'''

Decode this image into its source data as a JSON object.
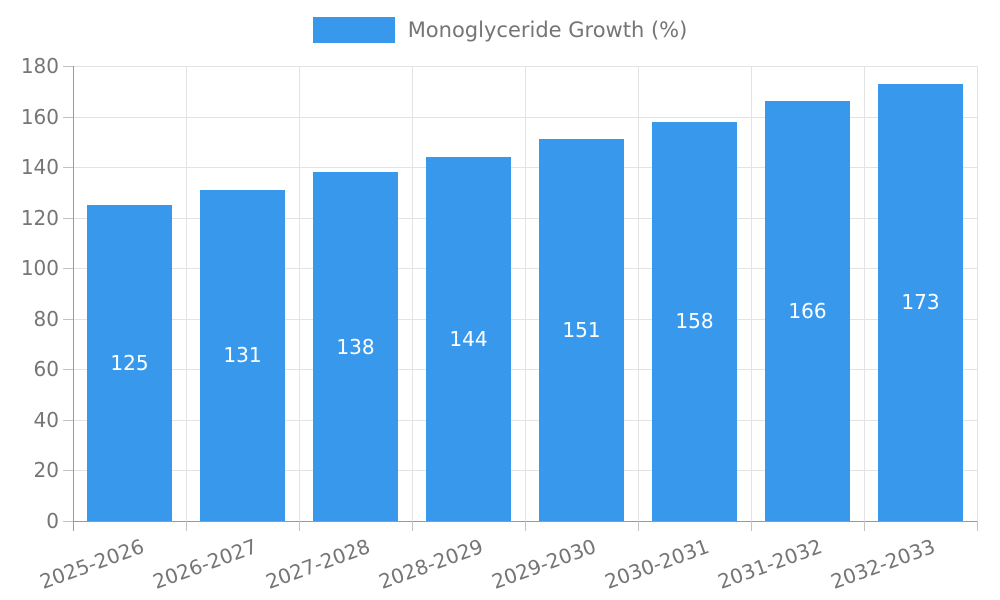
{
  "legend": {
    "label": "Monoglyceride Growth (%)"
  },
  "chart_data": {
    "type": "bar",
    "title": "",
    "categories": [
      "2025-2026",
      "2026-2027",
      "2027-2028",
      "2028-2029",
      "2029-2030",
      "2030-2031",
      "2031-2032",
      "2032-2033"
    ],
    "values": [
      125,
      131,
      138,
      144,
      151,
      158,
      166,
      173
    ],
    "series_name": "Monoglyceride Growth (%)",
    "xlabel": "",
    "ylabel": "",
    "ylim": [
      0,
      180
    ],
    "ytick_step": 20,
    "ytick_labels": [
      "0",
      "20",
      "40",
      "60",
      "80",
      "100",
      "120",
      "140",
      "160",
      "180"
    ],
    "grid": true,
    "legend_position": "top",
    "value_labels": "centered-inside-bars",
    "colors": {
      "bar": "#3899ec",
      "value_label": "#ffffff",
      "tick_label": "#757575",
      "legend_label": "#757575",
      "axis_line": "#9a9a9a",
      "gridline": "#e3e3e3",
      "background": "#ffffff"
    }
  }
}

'''

WHAT THE TASK ASKS: Restate the records word for word, omitting images.

TASK OUTPUT:
Decode this image into its source data as a JSON object.
{
  "legend": {
    "label": "Monoglyceride Growth (%)"
  },
  "chart_data": {
    "type": "bar",
    "title": "",
    "categories": [
      "2025-2026",
      "2026-2027",
      "2027-2028",
      "2028-2029",
      "2029-2030",
      "2030-2031",
      "2031-2032",
      "2032-2033"
    ],
    "values": [
      125,
      131,
      138,
      144,
      151,
      158,
      166,
      173
    ],
    "series_name": "Monoglyceride Growth (%)",
    "xlabel": "",
    "ylabel": "",
    "ylim": [
      0,
      180
    ],
    "ytick_step": 20,
    "ytick_labels": [
      "0",
      "20",
      "40",
      "60",
      "80",
      "100",
      "120",
      "140",
      "160",
      "180"
    ],
    "grid": true,
    "legend_position": "top",
    "value_labels": "centered-inside-bars",
    "colors": {
      "bar": "#3899ec",
      "value_label": "#ffffff",
      "tick_label": "#757575",
      "legend_label": "#757575",
      "axis_line": "#9a9a9a",
      "gridline": "#e3e3e3",
      "background": "#ffffff"
    }
  }
}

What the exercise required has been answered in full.